| Langkah Kerja |
1. Menurut kutipan teks, berapa jarak yang ditempuh Chen Si dari rumahnya dengan scooter elektroniknya setiap akhir pekan?
2. Salin tanpa perubahan baris-baris entri mulai dari baris pertama entri sampai baris yang memuat "series-track-7 — [162, 214, 246, 281]", termasuk kedua baris batas itu.

SOLOPOS.COM - Chen berusaha menggagalkan aksi bunuh diri di sebuah jembatan di Tiongkok (Dailymail)

Kisah inspiratif mengenai Chen Si, 48, yang setia berpatroli di Jembatan Sungai Nanjing Yangtze, Tiongkok setiap akhir pekan.

Harianjogja.com, TIONGKOK — Setiap akhir pekan, selama 13 tahun, Chen si bepergian menggunakan scooter elektroniknya dan menempuh jarak 20 Km dari rumahnya menuju tempat yang sering digunakan untuk bunuh diri. Rutinitas ini dilakukan saat hujan maupun matahari bersinar cerah.

Promosi Mitsubishi XForce: Stylish untuk Wanita, Praktis buat Ibu Muda

Dikutip dari Dailymail, Jumat (25/11/2016), pria berusia 48 tahun sekaligus pekerja di sebuah perusahaan logistik ini setiap akhir pekan bepergian menggunakan uang pribadi untuk mencegah upaya bunuh diri dari Jembatan Sungai Nanjing Yangtze. Tempat ini merupakan jembatan besar yang melintasi sungai terpanjang di Tiongkok.

“Dengan menyelamatkan orang yang putus asa, saya merasa speerti menyelamatkan masa lalu saya sendiri,” terang Chen yang mengaku pernah mengalami tekanan sebagai pekerja migran di kota metropolitan seperti Nanjing.

Jembatan Sungai Nanjing Yangtze merupakan salah satu jembatan terkenal di Tiongkok. Selesai dibangun tahun 1968, infrastruktur dengan dek ganda ini menjadi simbol kekuatan industri Komunis Tiongkok. Di sisi lain, tempat ini dipercaya sebagai lokasi bunuh diri yang paling sering digunakan. Jembatan ini terletak 60 meter dari Sungai Yangtze.

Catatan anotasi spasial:
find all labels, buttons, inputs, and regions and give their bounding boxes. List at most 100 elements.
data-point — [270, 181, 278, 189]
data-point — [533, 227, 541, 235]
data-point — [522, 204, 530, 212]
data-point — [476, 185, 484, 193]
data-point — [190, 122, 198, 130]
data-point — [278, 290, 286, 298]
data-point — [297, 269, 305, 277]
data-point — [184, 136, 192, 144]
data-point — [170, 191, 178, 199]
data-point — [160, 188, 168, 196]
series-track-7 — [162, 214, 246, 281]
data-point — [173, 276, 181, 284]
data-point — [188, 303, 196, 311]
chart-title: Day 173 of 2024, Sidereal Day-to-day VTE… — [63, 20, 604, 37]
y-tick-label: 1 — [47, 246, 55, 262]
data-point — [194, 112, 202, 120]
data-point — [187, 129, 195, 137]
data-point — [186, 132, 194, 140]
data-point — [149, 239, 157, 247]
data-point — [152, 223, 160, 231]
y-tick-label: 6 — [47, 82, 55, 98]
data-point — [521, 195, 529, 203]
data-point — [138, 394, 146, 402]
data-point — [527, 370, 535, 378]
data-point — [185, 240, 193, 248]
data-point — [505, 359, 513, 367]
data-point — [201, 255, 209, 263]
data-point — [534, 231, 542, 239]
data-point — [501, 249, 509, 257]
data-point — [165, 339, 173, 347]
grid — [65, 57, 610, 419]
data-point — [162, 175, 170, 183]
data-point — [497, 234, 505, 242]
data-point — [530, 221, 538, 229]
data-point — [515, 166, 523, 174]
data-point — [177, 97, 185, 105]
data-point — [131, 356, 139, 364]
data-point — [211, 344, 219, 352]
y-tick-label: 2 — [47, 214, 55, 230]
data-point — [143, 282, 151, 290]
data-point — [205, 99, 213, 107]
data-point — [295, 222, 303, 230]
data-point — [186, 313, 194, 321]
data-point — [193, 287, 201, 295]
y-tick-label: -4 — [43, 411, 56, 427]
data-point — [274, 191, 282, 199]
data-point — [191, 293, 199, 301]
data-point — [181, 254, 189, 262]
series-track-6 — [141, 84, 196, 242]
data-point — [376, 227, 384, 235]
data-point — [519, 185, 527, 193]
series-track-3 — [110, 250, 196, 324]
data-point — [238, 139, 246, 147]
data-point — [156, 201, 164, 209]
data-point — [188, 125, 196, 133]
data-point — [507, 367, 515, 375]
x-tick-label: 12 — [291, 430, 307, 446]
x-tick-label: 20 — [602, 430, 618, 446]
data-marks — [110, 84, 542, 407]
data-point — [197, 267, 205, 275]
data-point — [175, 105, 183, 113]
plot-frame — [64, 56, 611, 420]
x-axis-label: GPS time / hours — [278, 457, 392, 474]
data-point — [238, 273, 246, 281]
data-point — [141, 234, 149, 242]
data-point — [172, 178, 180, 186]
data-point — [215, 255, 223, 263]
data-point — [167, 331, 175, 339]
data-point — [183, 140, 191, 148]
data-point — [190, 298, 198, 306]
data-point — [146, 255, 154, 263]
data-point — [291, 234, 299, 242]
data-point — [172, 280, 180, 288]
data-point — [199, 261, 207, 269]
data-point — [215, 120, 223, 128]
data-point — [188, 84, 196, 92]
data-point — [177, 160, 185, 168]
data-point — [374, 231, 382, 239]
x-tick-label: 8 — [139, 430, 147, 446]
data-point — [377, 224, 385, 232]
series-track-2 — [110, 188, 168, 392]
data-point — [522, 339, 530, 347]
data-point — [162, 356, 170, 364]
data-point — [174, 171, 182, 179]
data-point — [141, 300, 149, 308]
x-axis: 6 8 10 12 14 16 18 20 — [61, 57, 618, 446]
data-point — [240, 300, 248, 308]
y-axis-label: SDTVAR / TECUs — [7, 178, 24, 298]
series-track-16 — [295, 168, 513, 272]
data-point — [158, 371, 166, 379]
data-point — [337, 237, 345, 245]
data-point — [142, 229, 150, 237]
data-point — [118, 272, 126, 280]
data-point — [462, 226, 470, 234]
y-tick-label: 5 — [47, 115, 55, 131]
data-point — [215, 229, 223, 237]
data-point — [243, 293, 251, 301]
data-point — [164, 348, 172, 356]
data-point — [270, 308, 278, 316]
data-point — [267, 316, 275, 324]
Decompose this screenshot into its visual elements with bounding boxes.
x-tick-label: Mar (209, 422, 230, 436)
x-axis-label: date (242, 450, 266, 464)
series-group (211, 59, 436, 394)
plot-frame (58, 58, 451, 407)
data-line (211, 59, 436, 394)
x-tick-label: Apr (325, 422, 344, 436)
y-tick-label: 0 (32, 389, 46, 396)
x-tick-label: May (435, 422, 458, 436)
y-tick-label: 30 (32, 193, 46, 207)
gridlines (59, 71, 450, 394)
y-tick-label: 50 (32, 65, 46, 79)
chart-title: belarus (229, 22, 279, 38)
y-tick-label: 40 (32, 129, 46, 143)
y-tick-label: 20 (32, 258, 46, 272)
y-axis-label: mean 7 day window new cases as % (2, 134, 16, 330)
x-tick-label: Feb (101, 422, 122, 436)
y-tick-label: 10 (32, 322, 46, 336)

| Kunci Jawaban |
1. Sejauh 20 Km.

2.
find all labels, buttons, inputs, and regions and give their bounding boxes. List at most 100 elements.
data-point — [270, 181, 278, 189]
data-point — [533, 227, 541, 235]
data-point — [522, 204, 530, 212]
data-point — [476, 185, 484, 193]
data-point — [190, 122, 198, 130]
data-point — [278, 290, 286, 298]
data-point — [297, 269, 305, 277]
data-point — [184, 136, 192, 144]
data-point — [170, 191, 178, 199]
data-point — [160, 188, 168, 196]
series-track-7 — [162, 214, 246, 281]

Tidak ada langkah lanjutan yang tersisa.